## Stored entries
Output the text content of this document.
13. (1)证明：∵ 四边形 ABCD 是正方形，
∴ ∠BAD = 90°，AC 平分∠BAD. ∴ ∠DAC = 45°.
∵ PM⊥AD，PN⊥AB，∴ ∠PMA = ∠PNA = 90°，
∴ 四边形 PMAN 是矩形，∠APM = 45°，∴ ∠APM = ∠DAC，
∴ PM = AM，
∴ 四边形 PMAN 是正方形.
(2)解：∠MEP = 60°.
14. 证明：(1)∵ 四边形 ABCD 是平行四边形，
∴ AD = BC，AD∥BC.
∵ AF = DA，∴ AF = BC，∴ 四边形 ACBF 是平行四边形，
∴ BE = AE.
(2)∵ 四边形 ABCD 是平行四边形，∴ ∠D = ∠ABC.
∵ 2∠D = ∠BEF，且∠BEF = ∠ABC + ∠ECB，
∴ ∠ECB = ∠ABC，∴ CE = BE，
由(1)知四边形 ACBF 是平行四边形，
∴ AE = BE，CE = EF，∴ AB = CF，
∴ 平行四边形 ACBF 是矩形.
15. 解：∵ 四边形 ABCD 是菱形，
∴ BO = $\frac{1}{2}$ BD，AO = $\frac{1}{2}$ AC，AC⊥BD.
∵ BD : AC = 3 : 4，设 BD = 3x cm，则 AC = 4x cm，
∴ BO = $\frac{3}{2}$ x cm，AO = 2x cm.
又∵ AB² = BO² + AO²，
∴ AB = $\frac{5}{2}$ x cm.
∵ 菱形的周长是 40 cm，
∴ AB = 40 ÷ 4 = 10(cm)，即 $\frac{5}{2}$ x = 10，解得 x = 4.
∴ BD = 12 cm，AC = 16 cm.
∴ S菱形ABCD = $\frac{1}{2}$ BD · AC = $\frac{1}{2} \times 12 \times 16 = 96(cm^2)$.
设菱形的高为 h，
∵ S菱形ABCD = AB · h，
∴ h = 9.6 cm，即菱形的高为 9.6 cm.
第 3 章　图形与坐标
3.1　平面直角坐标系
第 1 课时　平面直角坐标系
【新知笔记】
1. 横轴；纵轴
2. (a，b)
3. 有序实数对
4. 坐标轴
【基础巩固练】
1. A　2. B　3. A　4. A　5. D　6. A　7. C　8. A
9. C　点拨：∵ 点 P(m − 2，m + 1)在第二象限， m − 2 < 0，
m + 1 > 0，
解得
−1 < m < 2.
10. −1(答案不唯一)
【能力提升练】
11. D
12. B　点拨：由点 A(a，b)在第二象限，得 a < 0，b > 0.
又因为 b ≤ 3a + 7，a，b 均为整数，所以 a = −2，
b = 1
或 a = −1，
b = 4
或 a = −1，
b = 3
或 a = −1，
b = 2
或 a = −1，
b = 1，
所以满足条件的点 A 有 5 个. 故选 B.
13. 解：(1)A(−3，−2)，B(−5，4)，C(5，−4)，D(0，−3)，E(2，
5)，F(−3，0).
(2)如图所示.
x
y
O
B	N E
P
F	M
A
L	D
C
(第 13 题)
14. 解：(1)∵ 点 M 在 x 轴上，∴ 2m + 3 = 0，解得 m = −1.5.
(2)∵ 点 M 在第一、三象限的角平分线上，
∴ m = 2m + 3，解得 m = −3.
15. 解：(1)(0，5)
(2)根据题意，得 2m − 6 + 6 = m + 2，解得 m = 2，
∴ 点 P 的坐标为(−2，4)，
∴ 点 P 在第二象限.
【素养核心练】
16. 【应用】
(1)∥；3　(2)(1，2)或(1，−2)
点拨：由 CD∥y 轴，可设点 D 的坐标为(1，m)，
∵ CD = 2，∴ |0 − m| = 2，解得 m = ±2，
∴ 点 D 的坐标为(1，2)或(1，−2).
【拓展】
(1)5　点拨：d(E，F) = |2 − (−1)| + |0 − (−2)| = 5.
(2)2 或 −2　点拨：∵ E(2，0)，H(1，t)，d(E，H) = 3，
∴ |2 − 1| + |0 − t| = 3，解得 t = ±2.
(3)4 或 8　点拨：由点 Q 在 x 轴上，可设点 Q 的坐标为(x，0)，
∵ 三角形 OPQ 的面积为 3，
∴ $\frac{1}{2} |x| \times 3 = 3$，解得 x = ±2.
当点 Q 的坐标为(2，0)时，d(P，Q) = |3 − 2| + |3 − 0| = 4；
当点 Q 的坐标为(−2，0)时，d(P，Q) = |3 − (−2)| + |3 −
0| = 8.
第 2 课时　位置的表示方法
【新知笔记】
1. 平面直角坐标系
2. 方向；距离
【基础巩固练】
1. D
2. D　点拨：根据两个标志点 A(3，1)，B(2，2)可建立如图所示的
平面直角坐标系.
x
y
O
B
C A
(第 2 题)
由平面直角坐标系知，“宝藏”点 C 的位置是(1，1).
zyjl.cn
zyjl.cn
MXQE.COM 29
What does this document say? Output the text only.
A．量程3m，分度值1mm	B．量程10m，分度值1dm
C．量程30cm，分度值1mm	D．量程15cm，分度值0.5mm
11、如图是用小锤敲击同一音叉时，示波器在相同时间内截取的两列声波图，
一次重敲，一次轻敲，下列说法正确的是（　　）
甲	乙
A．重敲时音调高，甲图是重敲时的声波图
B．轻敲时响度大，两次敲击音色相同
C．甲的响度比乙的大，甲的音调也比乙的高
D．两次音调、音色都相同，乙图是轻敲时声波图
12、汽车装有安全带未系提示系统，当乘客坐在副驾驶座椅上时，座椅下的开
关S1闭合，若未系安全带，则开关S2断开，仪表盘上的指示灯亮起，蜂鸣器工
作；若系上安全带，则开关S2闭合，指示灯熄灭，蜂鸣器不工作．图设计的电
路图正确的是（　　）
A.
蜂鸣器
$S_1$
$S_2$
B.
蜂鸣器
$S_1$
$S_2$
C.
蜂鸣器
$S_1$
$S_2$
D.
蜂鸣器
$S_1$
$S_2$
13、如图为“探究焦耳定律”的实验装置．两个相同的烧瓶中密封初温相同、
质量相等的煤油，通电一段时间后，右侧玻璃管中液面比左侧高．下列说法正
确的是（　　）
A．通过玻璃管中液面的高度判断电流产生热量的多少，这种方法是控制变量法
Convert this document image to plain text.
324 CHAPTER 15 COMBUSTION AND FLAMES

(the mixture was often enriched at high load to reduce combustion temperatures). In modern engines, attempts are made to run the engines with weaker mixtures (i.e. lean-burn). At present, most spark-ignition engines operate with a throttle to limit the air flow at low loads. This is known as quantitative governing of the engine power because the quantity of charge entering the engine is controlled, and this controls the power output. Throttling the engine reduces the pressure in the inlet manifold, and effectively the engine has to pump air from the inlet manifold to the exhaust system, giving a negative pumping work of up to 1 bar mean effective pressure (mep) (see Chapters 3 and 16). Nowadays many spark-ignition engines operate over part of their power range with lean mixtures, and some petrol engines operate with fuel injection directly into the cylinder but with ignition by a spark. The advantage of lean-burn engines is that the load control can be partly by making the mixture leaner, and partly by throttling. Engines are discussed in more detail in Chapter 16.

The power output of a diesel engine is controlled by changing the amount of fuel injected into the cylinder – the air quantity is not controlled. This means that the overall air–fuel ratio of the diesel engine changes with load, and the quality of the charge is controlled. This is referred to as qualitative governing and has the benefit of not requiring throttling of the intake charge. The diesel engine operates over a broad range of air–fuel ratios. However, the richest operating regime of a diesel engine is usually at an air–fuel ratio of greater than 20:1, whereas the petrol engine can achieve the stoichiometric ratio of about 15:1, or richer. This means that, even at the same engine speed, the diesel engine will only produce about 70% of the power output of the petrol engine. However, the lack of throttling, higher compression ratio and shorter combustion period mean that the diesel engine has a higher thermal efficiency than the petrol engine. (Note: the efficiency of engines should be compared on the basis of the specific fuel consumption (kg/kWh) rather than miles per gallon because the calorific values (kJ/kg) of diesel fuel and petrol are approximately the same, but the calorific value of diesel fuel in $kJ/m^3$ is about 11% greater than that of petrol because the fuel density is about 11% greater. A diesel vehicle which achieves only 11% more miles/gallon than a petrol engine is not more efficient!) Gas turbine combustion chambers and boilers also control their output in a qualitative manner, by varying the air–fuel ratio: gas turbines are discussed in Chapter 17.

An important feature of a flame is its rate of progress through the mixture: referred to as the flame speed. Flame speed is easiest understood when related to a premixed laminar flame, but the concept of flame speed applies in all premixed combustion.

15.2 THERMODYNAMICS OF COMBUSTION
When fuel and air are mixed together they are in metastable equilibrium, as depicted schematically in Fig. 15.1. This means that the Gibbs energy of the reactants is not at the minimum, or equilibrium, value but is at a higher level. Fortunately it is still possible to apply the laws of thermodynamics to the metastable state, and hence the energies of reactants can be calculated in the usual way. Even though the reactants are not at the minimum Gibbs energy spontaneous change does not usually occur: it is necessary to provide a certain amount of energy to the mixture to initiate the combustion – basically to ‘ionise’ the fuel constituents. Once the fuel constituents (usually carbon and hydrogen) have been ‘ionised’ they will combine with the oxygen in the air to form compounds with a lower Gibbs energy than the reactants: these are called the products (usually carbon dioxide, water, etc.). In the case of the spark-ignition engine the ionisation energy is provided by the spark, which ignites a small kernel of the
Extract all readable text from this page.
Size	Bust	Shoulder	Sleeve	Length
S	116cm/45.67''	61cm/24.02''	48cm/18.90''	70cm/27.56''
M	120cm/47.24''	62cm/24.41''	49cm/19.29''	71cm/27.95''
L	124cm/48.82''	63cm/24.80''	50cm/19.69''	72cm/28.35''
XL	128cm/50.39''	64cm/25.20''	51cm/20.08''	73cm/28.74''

## PROBLEM STATEMENT
Copy all lines in the listing above where the string "does" appears.

## RESPONSE TO THE TASK
What does this document say? Output the text only.
When fuel and air are mixed together they are in metastable equilibrium, as depicted schematically in Fig. 15.1. This means that the Gibbs energy of the reactants is not at the minimum, or equilibrium, value but is at a higher level. Fortunately it is still possible to apply the laws of thermodynamics to the metastable state, and hence the energies of reactants can be calculated in the usual way. Even though the reactants are not at the minimum Gibbs energy spontaneous change does not usually occur: it is necessary to provide a certain amount of energy to the mixture to initiate the combustion – basically to ‘ionise’ the fuel constituents. Once the fuel constituents (usually carbon and hydrogen) have been ‘ionised’ they will combine with the oxygen in the air to form compounds with a lower Gibbs energy than the reactants: these are called the products (usually carbon dioxide, water, etc.). In the case of the spark-ignition engine the ionisation energy is provided by the spark, which ignites a small kernel of the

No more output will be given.